» Exercise:
Find every line below that contains the word "icon" and copy it out.

## START Records provided

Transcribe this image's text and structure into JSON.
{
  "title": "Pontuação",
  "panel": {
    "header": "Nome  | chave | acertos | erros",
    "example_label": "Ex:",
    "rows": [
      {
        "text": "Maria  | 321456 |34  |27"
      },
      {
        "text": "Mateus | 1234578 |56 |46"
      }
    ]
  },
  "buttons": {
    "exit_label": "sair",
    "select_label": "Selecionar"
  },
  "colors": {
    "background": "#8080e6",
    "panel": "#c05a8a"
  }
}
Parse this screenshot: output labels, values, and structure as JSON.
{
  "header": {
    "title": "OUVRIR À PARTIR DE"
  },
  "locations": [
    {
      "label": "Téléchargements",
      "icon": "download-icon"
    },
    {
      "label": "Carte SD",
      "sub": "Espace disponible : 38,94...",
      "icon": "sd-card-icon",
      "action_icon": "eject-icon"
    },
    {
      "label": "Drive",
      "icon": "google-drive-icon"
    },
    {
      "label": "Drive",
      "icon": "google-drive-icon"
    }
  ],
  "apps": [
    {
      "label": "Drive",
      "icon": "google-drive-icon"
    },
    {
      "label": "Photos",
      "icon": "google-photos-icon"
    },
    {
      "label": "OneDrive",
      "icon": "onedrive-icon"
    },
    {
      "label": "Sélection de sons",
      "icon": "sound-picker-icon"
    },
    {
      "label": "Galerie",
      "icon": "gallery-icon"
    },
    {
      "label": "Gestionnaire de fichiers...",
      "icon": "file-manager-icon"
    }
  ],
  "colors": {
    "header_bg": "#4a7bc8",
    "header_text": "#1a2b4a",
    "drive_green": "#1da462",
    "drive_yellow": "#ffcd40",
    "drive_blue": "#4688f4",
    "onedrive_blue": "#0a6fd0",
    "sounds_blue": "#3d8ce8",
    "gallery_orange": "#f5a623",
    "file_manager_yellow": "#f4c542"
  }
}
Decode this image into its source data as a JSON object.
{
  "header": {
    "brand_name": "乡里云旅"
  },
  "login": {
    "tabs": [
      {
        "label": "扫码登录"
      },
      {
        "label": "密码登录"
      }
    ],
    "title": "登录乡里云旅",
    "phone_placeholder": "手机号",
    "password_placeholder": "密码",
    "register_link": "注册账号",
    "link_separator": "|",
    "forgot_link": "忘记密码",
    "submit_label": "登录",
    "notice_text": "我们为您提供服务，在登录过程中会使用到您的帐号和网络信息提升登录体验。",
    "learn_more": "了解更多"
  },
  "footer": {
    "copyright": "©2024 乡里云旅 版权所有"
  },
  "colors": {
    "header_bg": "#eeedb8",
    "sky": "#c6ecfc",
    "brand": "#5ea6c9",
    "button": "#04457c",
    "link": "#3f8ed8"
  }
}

## END Records provided

» Written answer:
      "icon": "download-icon"
      "icon": "sd-card-icon",
      "action_icon": "eject-icon"
      "icon": "google-drive-icon"
      "icon": "google-drive-icon"
      "icon": "google-drive-icon"
      "icon": "google-photos-icon"
      "icon": "onedrive-icon"
      "icon": "sound-picker-icon"
      "icon": "gallery-icon"
      "icon": "file-manager-icon"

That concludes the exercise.